Below is a listing to write out in full, exactly as given, without its pictures.

[Entries from a visual dataset]
┄┄┄┄┄┄┄┄┄┄

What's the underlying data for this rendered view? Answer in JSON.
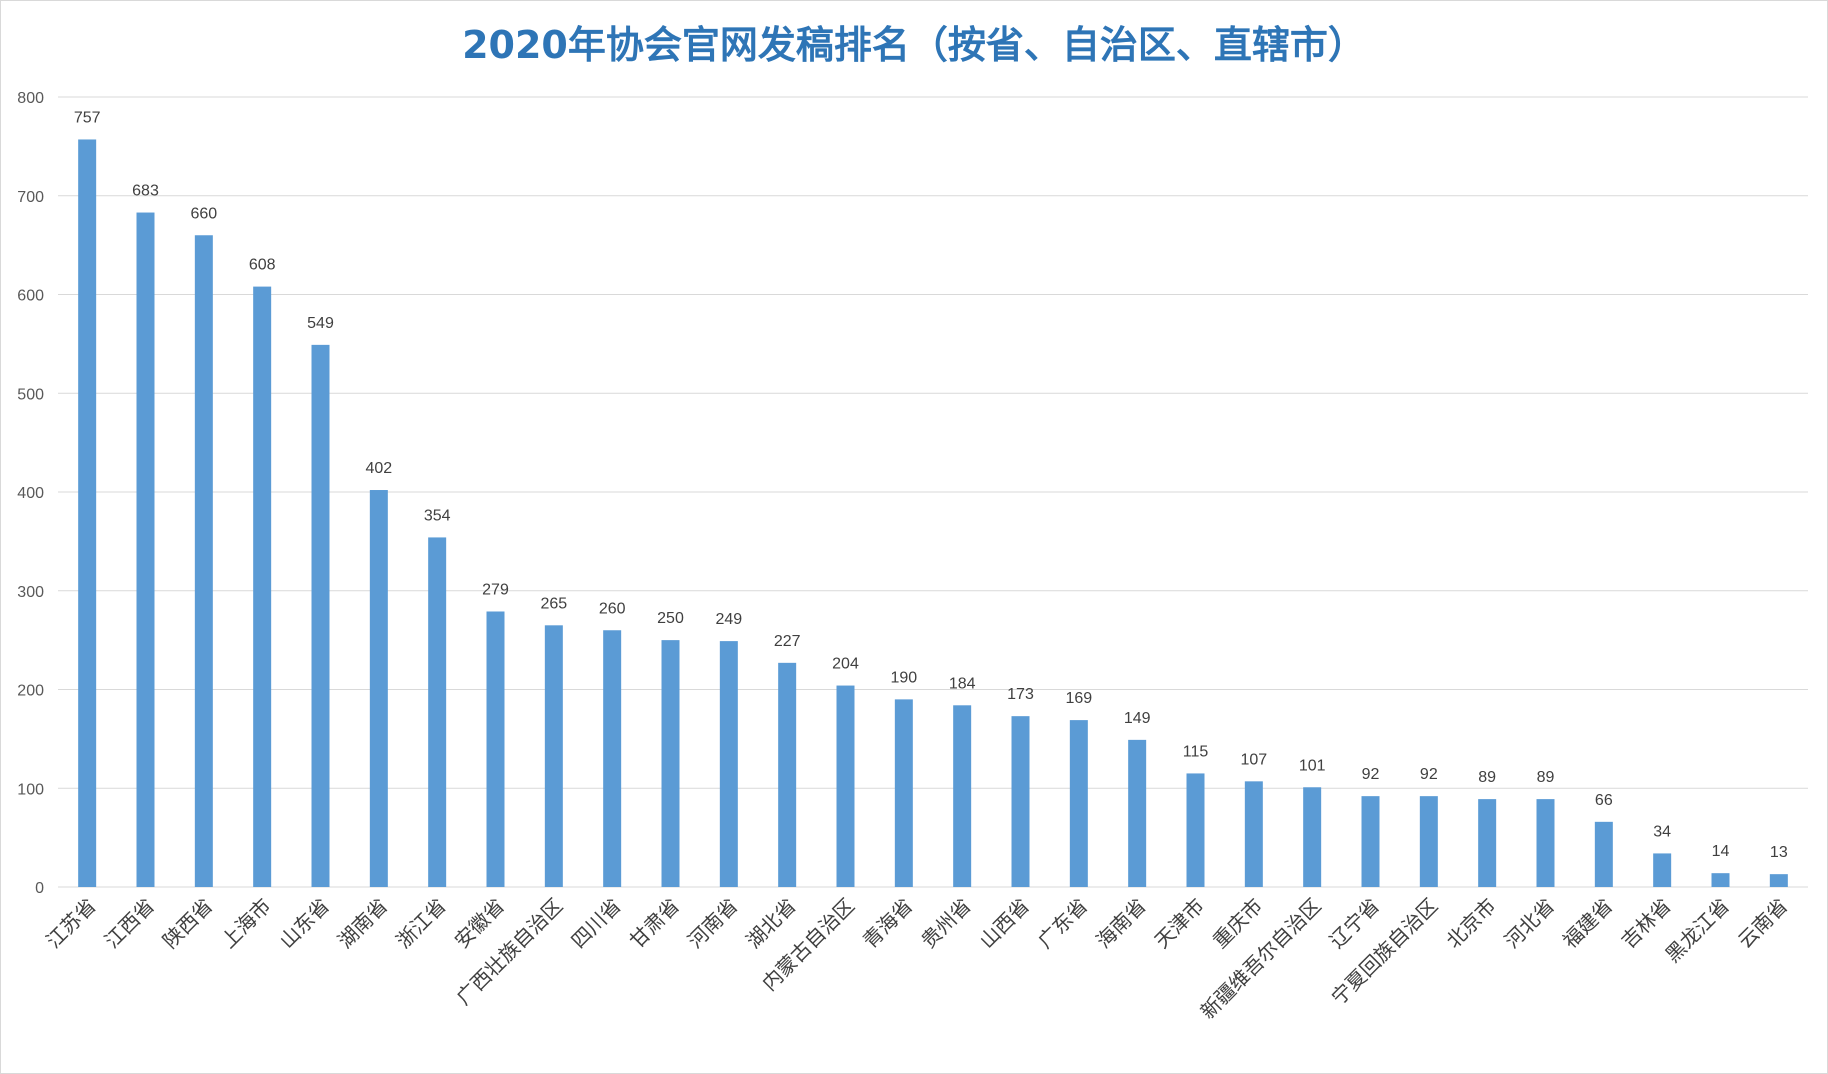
{
  "chart_data": {
    "type": "bar",
    "title": "2020年协会官网发稿排名（按省、自治区、直辖市）",
    "xlabel": "",
    "ylabel": "",
    "ylim": [
      0,
      800
    ],
    "yticks": [
      0,
      100,
      200,
      300,
      400,
      500,
      600,
      700,
      800
    ],
    "grid": true,
    "legend": "none",
    "bar_color": "#5b9bd5",
    "categories": [
      "江苏省",
      "江西省",
      "陕西省",
      "上海市",
      "山东省",
      "湖南省",
      "浙江省",
      "安徽省",
      "广西壮族自治区",
      "四川省",
      "甘肃省",
      "河南省",
      "湖北省",
      "内蒙古自治区",
      "青海省",
      "贵州省",
      "山西省",
      "广东省",
      "海南省",
      "天津市",
      "重庆市",
      "新疆维吾尔自治区",
      "辽宁省",
      "宁夏回族自治区",
      "北京市",
      "河北省",
      "福建省",
      "吉林省",
      "黑龙江省",
      "云南省"
    ],
    "values": [
      757,
      683,
      660,
      608,
      549,
      402,
      354,
      279,
      265,
      260,
      250,
      249,
      227,
      204,
      190,
      184,
      173,
      169,
      149,
      115,
      107,
      101,
      92,
      92,
      89,
      89,
      66,
      34,
      14,
      13
    ]
  }
}
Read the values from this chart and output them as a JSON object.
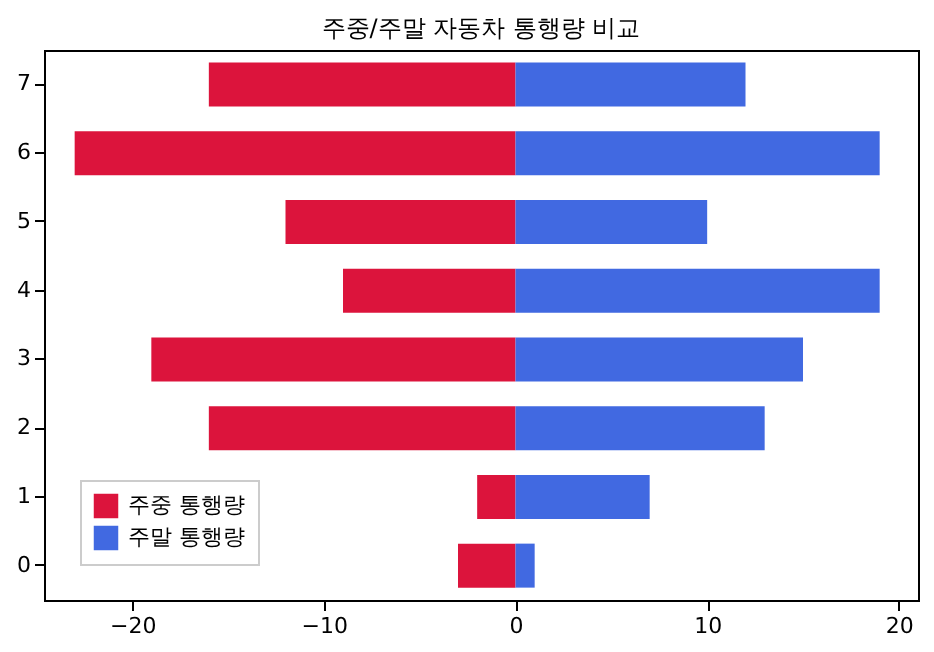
{
  "chart_data": {
    "type": "bar",
    "orientation": "horizontal",
    "title": "주중/주말 자동차 통행량 비교",
    "categories": [
      "7",
      "6",
      "5",
      "4",
      "3",
      "2",
      "1",
      "0"
    ],
    "series": [
      {
        "name": "주중 통행량",
        "color": "#dc143c",
        "values": [
          -16,
          -23,
          -12,
          -9,
          -19,
          -16,
          -2,
          -3
        ]
      },
      {
        "name": "주말 통행량",
        "color": "#4169e1",
        "values": [
          12,
          19,
          10,
          19,
          15,
          13,
          7,
          1
        ]
      }
    ],
    "xlim": [
      -24.6,
      21
    ],
    "xticks": [
      -20,
      -10,
      0,
      10,
      20
    ],
    "grid": false,
    "stacked": true,
    "legend": "bottom left"
  }
}
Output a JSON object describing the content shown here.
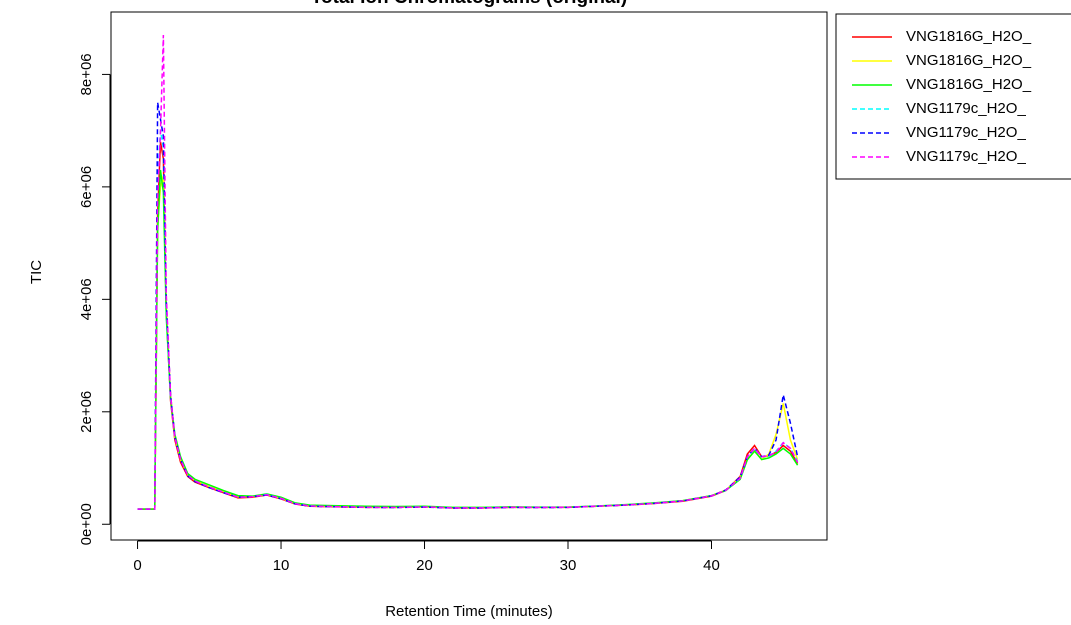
{
  "chart_data": {
    "type": "line",
    "title": "Total Ion Chromatograms (original)",
    "x_label": "Retention Time (minutes)",
    "y_label": "TIC",
    "x": [
      0,
      1,
      1.2,
      1.4,
      1.6,
      1.8,
      2,
      2.3,
      2.6,
      3,
      3.5,
      4,
      5,
      6,
      7,
      8,
      9,
      10,
      11,
      12,
      14,
      16,
      18,
      20,
      22,
      24,
      26,
      28,
      30,
      32,
      34,
      36,
      38,
      40,
      41,
      42,
      42.5,
      43,
      43.5,
      44,
      44.5,
      45,
      45.5,
      46
    ],
    "series": [
      {
        "name": "VNG1816G_H2O_",
        "color": "#ff0000",
        "line_style": "solid",
        "values": [
          270000,
          270000,
          270000,
          5500000,
          6800000,
          6500000,
          3800000,
          2200000,
          1500000,
          1100000,
          850000,
          750000,
          650000,
          560000,
          470000,
          480000,
          520000,
          450000,
          360000,
          320000,
          310000,
          300000,
          300000,
          310000,
          290000,
          290000,
          300000,
          300000,
          300000,
          320000,
          340000,
          370000,
          410000,
          500000,
          600000,
          850000,
          1250000,
          1400000,
          1200000,
          1220000,
          1280000,
          1400000,
          1300000,
          1080000
        ]
      },
      {
        "name": "VNG1816G_H2O_",
        "color": "#ffff00",
        "line_style": "solid",
        "values": [
          270000,
          270000,
          270000,
          5300000,
          6000000,
          6200000,
          3900000,
          2300000,
          1550000,
          1150000,
          880000,
          780000,
          670000,
          580000,
          490000,
          490000,
          530000,
          460000,
          370000,
          330000,
          315000,
          305000,
          300000,
          310000,
          295000,
          295000,
          305000,
          300000,
          305000,
          320000,
          345000,
          375000,
          420000,
          510000,
          610000,
          830000,
          1150000,
          1300000,
          1150000,
          1250000,
          1600000,
          2150000,
          1500000,
          1150000
        ]
      },
      {
        "name": "VNG1816G_H2O_",
        "color": "#00ff00",
        "line_style": "solid",
        "values": [
          270000,
          270000,
          270000,
          5200000,
          6300000,
          5900000,
          3700000,
          2250000,
          1600000,
          1200000,
          900000,
          800000,
          700000,
          600000,
          510000,
          500000,
          540000,
          480000,
          380000,
          340000,
          330000,
          320000,
          315000,
          320000,
          300000,
          300000,
          310000,
          305000,
          305000,
          325000,
          350000,
          380000,
          420000,
          510000,
          600000,
          800000,
          1150000,
          1300000,
          1150000,
          1180000,
          1250000,
          1350000,
          1250000,
          1050000
        ]
      },
      {
        "name": "VNG1179c_H2O_",
        "color": "#00ffff",
        "line_style": "dashed",
        "values": [
          270000,
          270000,
          270000,
          6200000,
          7000000,
          6700000,
          3900000,
          2250000,
          1550000,
          1150000,
          870000,
          770000,
          660000,
          570000,
          480000,
          490000,
          530000,
          460000,
          365000,
          325000,
          312000,
          302000,
          300000,
          308000,
          292000,
          292000,
          302000,
          300000,
          302000,
          322000,
          342000,
          372000,
          415000,
          505000,
          605000,
          820000,
          1200000,
          1350000,
          1200000,
          1210000,
          1300000,
          1450000,
          1350000,
          1120000
        ]
      },
      {
        "name": "VNG1179c_H2O_",
        "color": "#0000ff",
        "line_style": "dashed",
        "values": [
          270000,
          270000,
          270000,
          7500000,
          7200000,
          6900000,
          4000000,
          2300000,
          1550000,
          1150000,
          860000,
          760000,
          650000,
          560000,
          480000,
          490000,
          520000,
          455000,
          360000,
          322000,
          310000,
          300000,
          298000,
          306000,
          290000,
          290000,
          300000,
          298000,
          300000,
          320000,
          340000,
          372000,
          415000,
          505000,
          610000,
          840000,
          1200000,
          1350000,
          1200000,
          1230000,
          1500000,
          2300000,
          1800000,
          1200000
        ]
      },
      {
        "name": "VNG1179c_H2O_",
        "color": "#ff00ff",
        "line_style": "dashed",
        "values": [
          270000,
          270000,
          270000,
          5800000,
          7000000,
          8700000,
          4100000,
          2300000,
          1550000,
          1150000,
          870000,
          770000,
          660000,
          570000,
          480000,
          490000,
          525000,
          460000,
          365000,
          325000,
          312000,
          302000,
          300000,
          308000,
          292000,
          292000,
          302000,
          300000,
          302000,
          322000,
          342000,
          372000,
          415000,
          505000,
          605000,
          820000,
          1200000,
          1350000,
          1200000,
          1220000,
          1280000,
          1450000,
          1350000,
          1100000
        ]
      }
    ],
    "xlim": [
      -1.85,
      48.05
    ],
    "ylim": [
      -280000,
      9110000
    ],
    "xticks": [
      0,
      10,
      20,
      30,
      40
    ],
    "yticks": [
      {
        "value": 0,
        "label": "0e+00"
      },
      {
        "value": 2000000,
        "label": "2e+06"
      },
      {
        "value": 4000000,
        "label": "4e+06"
      },
      {
        "value": 6000000,
        "label": "6e+06"
      },
      {
        "value": 8000000,
        "label": "8e+06"
      }
    ],
    "legend": "top-right"
  }
}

┄┄┄┄┄┄┄┄┄┄

» Response to this exercise:
What's the underlying data for this rendered view? Answer in JSON.
{
  "chart_data": {
    "type": "bar",
    "title": "2020年协会官网发稿排名（按省、自治区、直辖市）",
    "xlabel": "",
    "ylabel": "",
    "ylim": [
      0,
      800
    ],
    "yticks": [
      0,
      100,
      200,
      300,
      400,
      500,
      600,
      700,
      800
    ],
    "grid": true,
    "legend": "none",
    "bar_color": "#5b9bd5",
    "categories": [
      "江苏省",
      "江西省",
      "陕西省",
      "上海市",
      "山东省",
      "湖南省",
      "浙江省",
      "安徽省",
      "广西壮族自治区",
      "四川省",
      "甘肃省",
      "河南省",
      "湖北省",
      "内蒙古自治区",
      "青海省",
      "贵州省",
      "山西省",
      "广东省",
      "海南省",
      "天津市",
      "重庆市",
      "新疆维吾尔自治区",
      "辽宁省",
      "宁夏回族自治区",
      "北京市",
      "河北省",
      "福建省",
      "吉林省",
      "黑龙江省",
      "云南省"
    ],
    "values": [
      757,
      683,
      660,
      608,
      549,
      402,
      354,
      279,
      265,
      260,
      250,
      249,
      227,
      204,
      190,
      184,
      173,
      169,
      149,
      115,
      107,
      101,
      92,
      92,
      89,
      89,
      66,
      34,
      14,
      13
    ]
  }
}
Read the values from this chart and output them as a JSON object.
{
  "chart_data": {
    "type": "bar",
    "orientation": "horizontal",
    "title": "주중/주말 자동차 통행량 비교",
    "categories": [
      "7",
      "6",
      "5",
      "4",
      "3",
      "2",
      "1",
      "0"
    ],
    "series": [
      {
        "name": "주중 통행량",
        "color": "#dc143c",
        "values": [
          -16,
          -23,
          -12,
          -9,
          -19,
          -16,
          -2,
          -3
        ]
      },
      {
        "name": "주말 통행량",
        "color": "#4169e1",
        "values": [
          12,
          19,
          10,
          19,
          15,
          13,
          7,
          1
        ]
      }
    ],
    "xlim": [
      -24.6,
      21
    ],
    "xticks": [
      -20,
      -10,
      0,
      10,
      20
    ],
    "grid": false,
    "stacked": true,
    "legend": "bottom left"
  }
}
Output a JSON object describing the content shown here.
{
  "chart_data": {
    "type": "line",
    "title": "Total Ion Chromatograms (original)",
    "x_label": "Retention Time (minutes)",
    "y_label": "TIC",
    "x": [
      0,
      1,
      1.2,
      1.4,
      1.6,
      1.8,
      2,
      2.3,
      2.6,
      3,
      3.5,
      4,
      5,
      6,
      7,
      8,
      9,
      10,
      11,
      12,
      14,
      16,
      18,
      20,
      22,
      24,
      26,
      28,
      30,
      32,
      34,
      36,
      38,
      40,
      41,
      42,
      42.5,
      43,
      43.5,
      44,
      44.5,
      45,
      45.5,
      46
    ],
    "series": [
      {
        "name": "VNG1816G_H2O_",
        "color": "#ff0000",
        "line_style": "solid",
        "values": [
          270000,
          270000,
          270000,
          5500000,
          6800000,
          6500000,
          3800000,
          2200000,
          1500000,
          1100000,
          850000,
          750000,
          650000,
          560000,
          470000,
          480000,
          520000,
          450000,
          360000,
          320000,
          310000,
          300000,
          300000,
          310000,
          290000,
          290000,
          300000,
          300000,
          300000,
          320000,
          340000,
          370000,
          410000,
          500000,
          600000,
          850000,
          1250000,
          1400000,
          1200000,
          1220000,
          1280000,
          1400000,
          1300000,
          1080000
        ]
      },
      {
        "name": "VNG1816G_H2O_",
        "color": "#ffff00",
        "line_style": "solid",
        "values": [
          270000,
          270000,
          270000,
          5300000,
          6000000,
          6200000,
          3900000,
          2300000,
          1550000,
          1150000,
          880000,
          780000,
          670000,
          580000,
          490000,
          490000,
          530000,
          460000,
          370000,
          330000,
          315000,
          305000,
          300000,
          310000,
          295000,
          295000,
          305000,
          300000,
          305000,
          320000,
          345000,
          375000,
          420000,
          510000,
          610000,
          830000,
          1150000,
          1300000,
          1150000,
          1250000,
          1600000,
          2150000,
          1500000,
          1150000
        ]
      },
      {
        "name": "VNG1816G_H2O_",
        "color": "#00ff00",
        "line_style": "solid",
        "values": [
          270000,
          270000,
          270000,
          5200000,
          6300000,
          5900000,
          3700000,
          2250000,
          1600000,
          1200000,
          900000,
          800000,
          700000,
          600000,
          510000,
          500000,
          540000,
          480000,
          380000,
          340000,
          330000,
          320000,
          315000,
          320000,
          300000,
          300000,
          310000,
          305000,
          305000,
          325000,
          350000,
          380000,
          420000,
          510000,
          600000,
          800000,
          1150000,
          1300000,
          1150000,
          1180000,
          1250000,
          1350000,
          1250000,
          1050000
        ]
      },
      {
        "name": "VNG1179c_H2O_",
        "color": "#00ffff",
        "line_style": "dashed",
        "values": [
          270000,
          270000,
          270000,
          6200000,
          7000000,
          6700000,
          3900000,
          2250000,
          1550000,
          1150000,
          870000,
          770000,
          660000,
          570000,
          480000,
          490000,
          530000,
          460000,
          365000,
          325000,
          312000,
          302000,
          300000,
          308000,
          292000,
          292000,
          302000,
          300000,
          302000,
          322000,
          342000,
          372000,
          415000,
          505000,
          605000,
          820000,
          1200000,
          1350000,
          1200000,
          1210000,
          1300000,
          1450000,
          1350000,
          1120000
        ]
      },
      {
        "name": "VNG1179c_H2O_",
        "color": "#0000ff",
        "line_style": "dashed",
        "values": [
          270000,
          270000,
          270000,
          7500000,
          7200000,
          6900000,
          4000000,
          2300000,
          1550000,
          1150000,
          860000,
          760000,
          650000,
          560000,
          480000,
          490000,
          520000,
          455000,
          360000,
          322000,
          310000,
          300000,
          298000,
          306000,
          290000,
          290000,
          300000,
          298000,
          300000,
          320000,
          340000,
          372000,
          415000,
          505000,
          610000,
          840000,
          1200000,
          1350000,
          1200000,
          1230000,
          1500000,
          2300000,
          1800000,
          1200000
        ]
      },
      {
        "name": "VNG1179c_H2O_",
        "color": "#ff00ff",
        "line_style": "dashed",
        "values": [
          270000,
          270000,
          270000,
          5800000,
          7000000,
          8700000,
          4100000,
          2300000,
          1550000,
          1150000,
          870000,
          770000,
          660000,
          570000,
          480000,
          490000,
          525000,
          460000,
          365000,
          325000,
          312000,
          302000,
          300000,
          308000,
          292000,
          292000,
          302000,
          300000,
          302000,
          322000,
          342000,
          372000,
          415000,
          505000,
          605000,
          820000,
          1200000,
          1350000,
          1200000,
          1220000,
          1280000,
          1450000,
          1350000,
          1100000
        ]
      }
    ],
    "xlim": [
      -1.85,
      48.05
    ],
    "ylim": [
      -280000,
      9110000
    ],
    "xticks": [
      0,
      10,
      20,
      30,
      40
    ],
    "yticks": [
      {
        "value": 0,
        "label": "0e+00"
      },
      {
        "value": 2000000,
        "label": "2e+06"
      },
      {
        "value": 4000000,
        "label": "4e+06"
      },
      {
        "value": 6000000,
        "label": "6e+06"
      },
      {
        "value": 8000000,
        "label": "8e+06"
      }
    ],
    "legend": "top-right"
  }
}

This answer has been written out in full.